• _Exercise details_
Every record below should be transcribed exactly. Omit the images.

• _Data shown_
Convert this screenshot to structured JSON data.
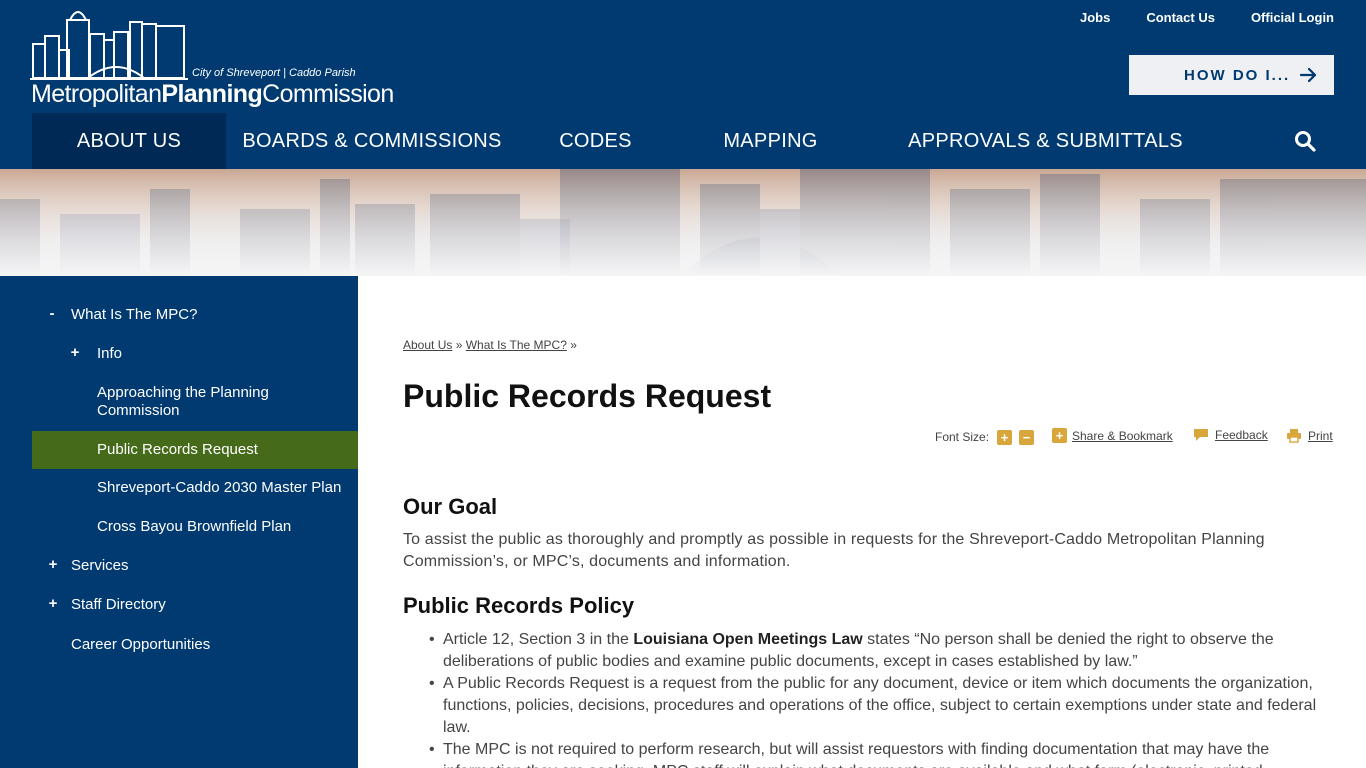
{
  "logo": {
    "city_line": "City of Shreveport | Caddo Parish",
    "name_part1": "Metropolitan",
    "name_part2": "Planning",
    "name_part3": "Commission"
  },
  "utility_nav": [
    {
      "label": "Jobs"
    },
    {
      "label": "Contact Us"
    },
    {
      "label": "Official Login"
    }
  ],
  "how_do_i": {
    "label": "HOW DO I..."
  },
  "main_nav": [
    {
      "label": "ABOUT US",
      "active": true
    },
    {
      "label": "BOARDS & COMMISSIONS",
      "active": false
    },
    {
      "label": "CODES",
      "active": false
    },
    {
      "label": "MAPPING",
      "active": false
    },
    {
      "label": "APPROVALS & SUBMITTALS",
      "active": false
    }
  ],
  "sidebar": {
    "items": [
      {
        "toggle": "-",
        "label": "What Is The MPC?"
      },
      {
        "toggle": "+",
        "label": "Info"
      },
      {
        "toggle": "",
        "label": "Approaching the Planning Commission"
      },
      {
        "toggle": "",
        "label": "Public Records Request",
        "active": true
      },
      {
        "toggle": "",
        "label": "Shreveport-Caddo 2030 Master Plan"
      },
      {
        "toggle": "",
        "label": "Cross Bayou Brownfield Plan"
      },
      {
        "toggle": "+",
        "label": "Services"
      },
      {
        "toggle": "+",
        "label": "Staff Directory"
      },
      {
        "toggle": "",
        "label": "Career Opportunities"
      }
    ]
  },
  "breadcrumb": {
    "items": [
      {
        "label": "About Us"
      },
      {
        "label": "What Is The MPC?"
      }
    ],
    "separator": "»"
  },
  "page": {
    "title": "Public Records Request"
  },
  "tools": {
    "font_size_label": "Font Size:",
    "share_label": "Share & Bookmark",
    "feedback_label": "Feedback",
    "print_label": "Print"
  },
  "sections": {
    "goal_heading": "Our Goal",
    "goal_text": "To assist the public as thoroughly and promptly as possible in requests for the Shreveport-Caddo Metropolitan Planning Commission’s,  or MPC’s,  documents and information.",
    "policy_heading": "Public Records Policy",
    "policy_items": [
      {
        "pre": "Article 12, Section 3 in the ",
        "bold": "Louisiana Open Meetings Law",
        "post": " states “No person shall be denied the right to observe the deliberations of public bodies and examine public documents, except in cases established by law.”"
      },
      {
        "pre": "A Public Records Request is a request from the public for any document, device or item which documents the organization, functions, policies, decisions, procedures and operations of the office, subject to certain exemptions under state and federal law.",
        "bold": "",
        "post": ""
      },
      {
        "pre": "The MPC is not required to perform research, but will assist requestors with finding documentation that may have the information they are seeking. MPC staff will explain what documents are available and what form (electronic, printed",
        "bold": "",
        "post": ""
      }
    ]
  },
  "colors": {
    "header_bg": "#003a70",
    "nav_active_bg": "#002a55",
    "sidebar_active_bg": "#456b1a",
    "tool_icon": "#d9a63b"
  },
  "icons": {
    "search": "search-icon",
    "arrow": "arrow-right-icon",
    "share": "share-plus-icon",
    "feedback": "speech-bubble-icon",
    "print": "printer-icon"
  }
}
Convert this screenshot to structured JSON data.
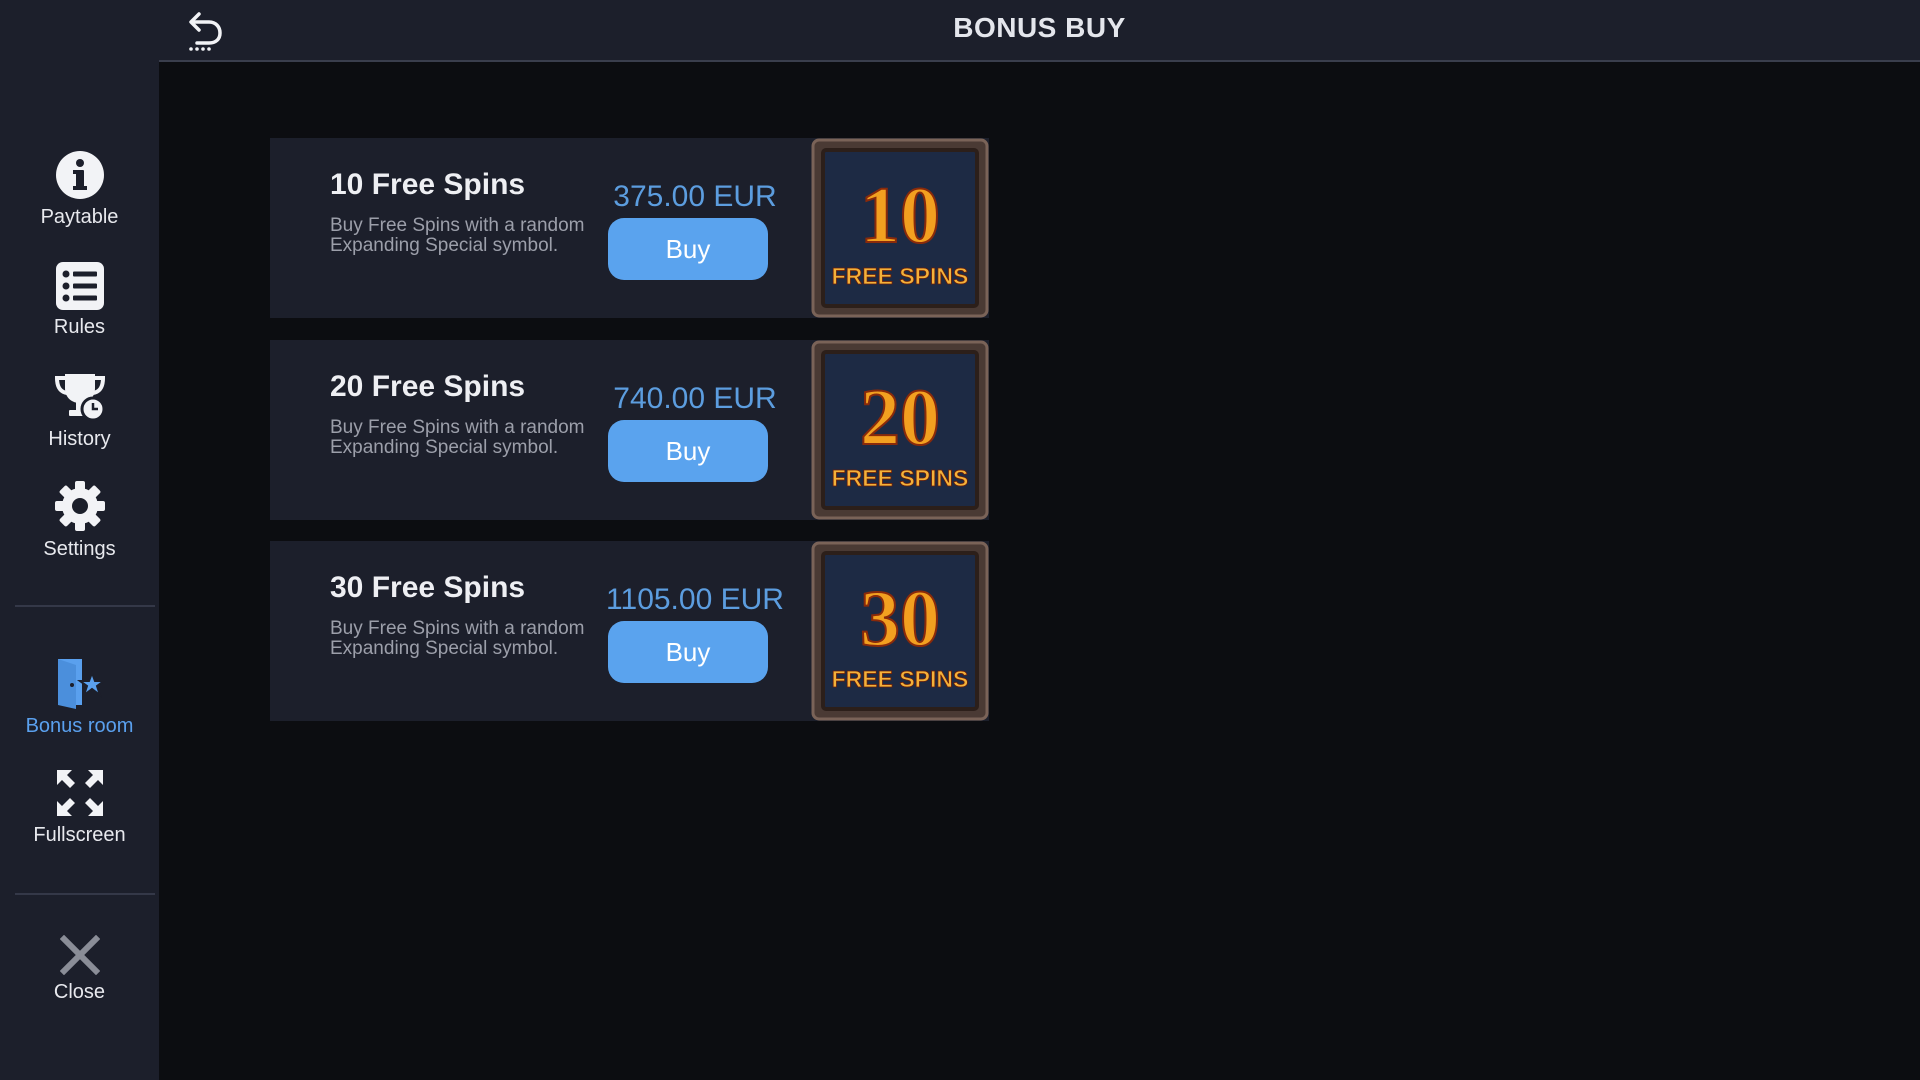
{
  "header": {
    "title": "BONUS BUY"
  },
  "sidebar": {
    "items": [
      {
        "label": "Paytable"
      },
      {
        "label": "Rules"
      },
      {
        "label": "History"
      },
      {
        "label": "Settings"
      },
      {
        "label": "Bonus room"
      },
      {
        "label": "Fullscreen"
      },
      {
        "label": "Close"
      }
    ]
  },
  "offers": [
    {
      "title": "10 Free Spins",
      "description": "Buy Free Spins with a random Expanding Special symbol.",
      "price": "375.00 EUR",
      "button": "Buy",
      "badge_number": "10",
      "badge_text": "FREE SPINS"
    },
    {
      "title": "20 Free Spins",
      "description": "Buy Free Spins with a random Expanding Special symbol.",
      "price": "740.00 EUR",
      "button": "Buy",
      "badge_number": "20",
      "badge_text": "FREE SPINS"
    },
    {
      "title": "30 Free Spins",
      "description": "Buy Free Spins with a random Expanding Special symbol.",
      "price": "1105.00 EUR",
      "button": "Buy",
      "badge_number": "30",
      "badge_text": "FREE SPINS"
    }
  ],
  "colors": {
    "background": "#0c0d11",
    "panel": "#1c1f2b",
    "accent": "#5aa3ee",
    "price": "#5c9ddf",
    "badge_number": "#f2a020"
  }
}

• _Exercise response_
Convert this screenshot to structured JSON data.
{
  "logo": {
    "city_line": "City of Shreveport | Caddo Parish",
    "name_part1": "Metropolitan",
    "name_part2": "Planning",
    "name_part3": "Commission"
  },
  "utility_nav": [
    {
      "label": "Jobs"
    },
    {
      "label": "Contact Us"
    },
    {
      "label": "Official Login"
    }
  ],
  "how_do_i": {
    "label": "HOW DO I..."
  },
  "main_nav": [
    {
      "label": "ABOUT US",
      "active": true
    },
    {
      "label": "BOARDS & COMMISSIONS",
      "active": false
    },
    {
      "label": "CODES",
      "active": false
    },
    {
      "label": "MAPPING",
      "active": false
    },
    {
      "label": "APPROVALS & SUBMITTALS",
      "active": false
    }
  ],
  "sidebar": {
    "items": [
      {
        "toggle": "-",
        "label": "What Is The MPC?"
      },
      {
        "toggle": "+",
        "label": "Info"
      },
      {
        "toggle": "",
        "label": "Approaching the Planning Commission"
      },
      {
        "toggle": "",
        "label": "Public Records Request",
        "active": true
      },
      {
        "toggle": "",
        "label": "Shreveport-Caddo 2030 Master Plan"
      },
      {
        "toggle": "",
        "label": "Cross Bayou Brownfield Plan"
      },
      {
        "toggle": "+",
        "label": "Services"
      },
      {
        "toggle": "+",
        "label": "Staff Directory"
      },
      {
        "toggle": "",
        "label": "Career Opportunities"
      }
    ]
  },
  "breadcrumb": {
    "items": [
      {
        "label": "About Us"
      },
      {
        "label": "What Is The MPC?"
      }
    ],
    "separator": "»"
  },
  "page": {
    "title": "Public Records Request"
  },
  "tools": {
    "font_size_label": "Font Size:",
    "share_label": "Share & Bookmark",
    "feedback_label": "Feedback",
    "print_label": "Print"
  },
  "sections": {
    "goal_heading": "Our Goal",
    "goal_text": "To assist the public as thoroughly and promptly as possible in requests for the Shreveport-Caddo Metropolitan Planning Commission’s,  or MPC’s,  documents and information.",
    "policy_heading": "Public Records Policy",
    "policy_items": [
      {
        "pre": "Article 12, Section 3 in the ",
        "bold": "Louisiana Open Meetings Law",
        "post": " states “No person shall be denied the right to observe the deliberations of public bodies and examine public documents, except in cases established by law.”"
      },
      {
        "pre": "A Public Records Request is a request from the public for any document, device or item which documents the organization, functions, policies, decisions, procedures and operations of the office, subject to certain exemptions under state and federal law.",
        "bold": "",
        "post": ""
      },
      {
        "pre": "The MPC is not required to perform research, but will assist requestors with finding documentation that may have the information they are seeking. MPC staff will explain what documents are available and what form (electronic, printed",
        "bold": "",
        "post": ""
      }
    ]
  },
  "colors": {
    "header_bg": "#003a70",
    "nav_active_bg": "#002a55",
    "sidebar_active_bg": "#456b1a",
    "tool_icon": "#d9a63b"
  },
  "icons": {
    "search": "search-icon",
    "arrow": "arrow-right-icon",
    "share": "share-plus-icon",
    "feedback": "speech-bubble-icon",
    "print": "printer-icon"
  }
}
Convert this screenshot to structured JSON data.
{
  "header": {
    "title": "BONUS BUY"
  },
  "sidebar": {
    "items": [
      {
        "label": "Paytable"
      },
      {
        "label": "Rules"
      },
      {
        "label": "History"
      },
      {
        "label": "Settings"
      },
      {
        "label": "Bonus room"
      },
      {
        "label": "Fullscreen"
      },
      {
        "label": "Close"
      }
    ]
  },
  "offers": [
    {
      "title": "10 Free Spins",
      "description": "Buy Free Spins with a random Expanding Special symbol.",
      "price": "375.00 EUR",
      "button": "Buy",
      "badge_number": "10",
      "badge_text": "FREE SPINS"
    },
    {
      "title": "20 Free Spins",
      "description": "Buy Free Spins with a random Expanding Special symbol.",
      "price": "740.00 EUR",
      "button": "Buy",
      "badge_number": "20",
      "badge_text": "FREE SPINS"
    },
    {
      "title": "30 Free Spins",
      "description": "Buy Free Spins with a random Expanding Special symbol.",
      "price": "1105.00 EUR",
      "button": "Buy",
      "badge_number": "30",
      "badge_text": "FREE SPINS"
    }
  ],
  "colors": {
    "background": "#0c0d11",
    "panel": "#1c1f2b",
    "accent": "#5aa3ee",
    "price": "#5c9ddf",
    "badge_number": "#f2a020"
  }
}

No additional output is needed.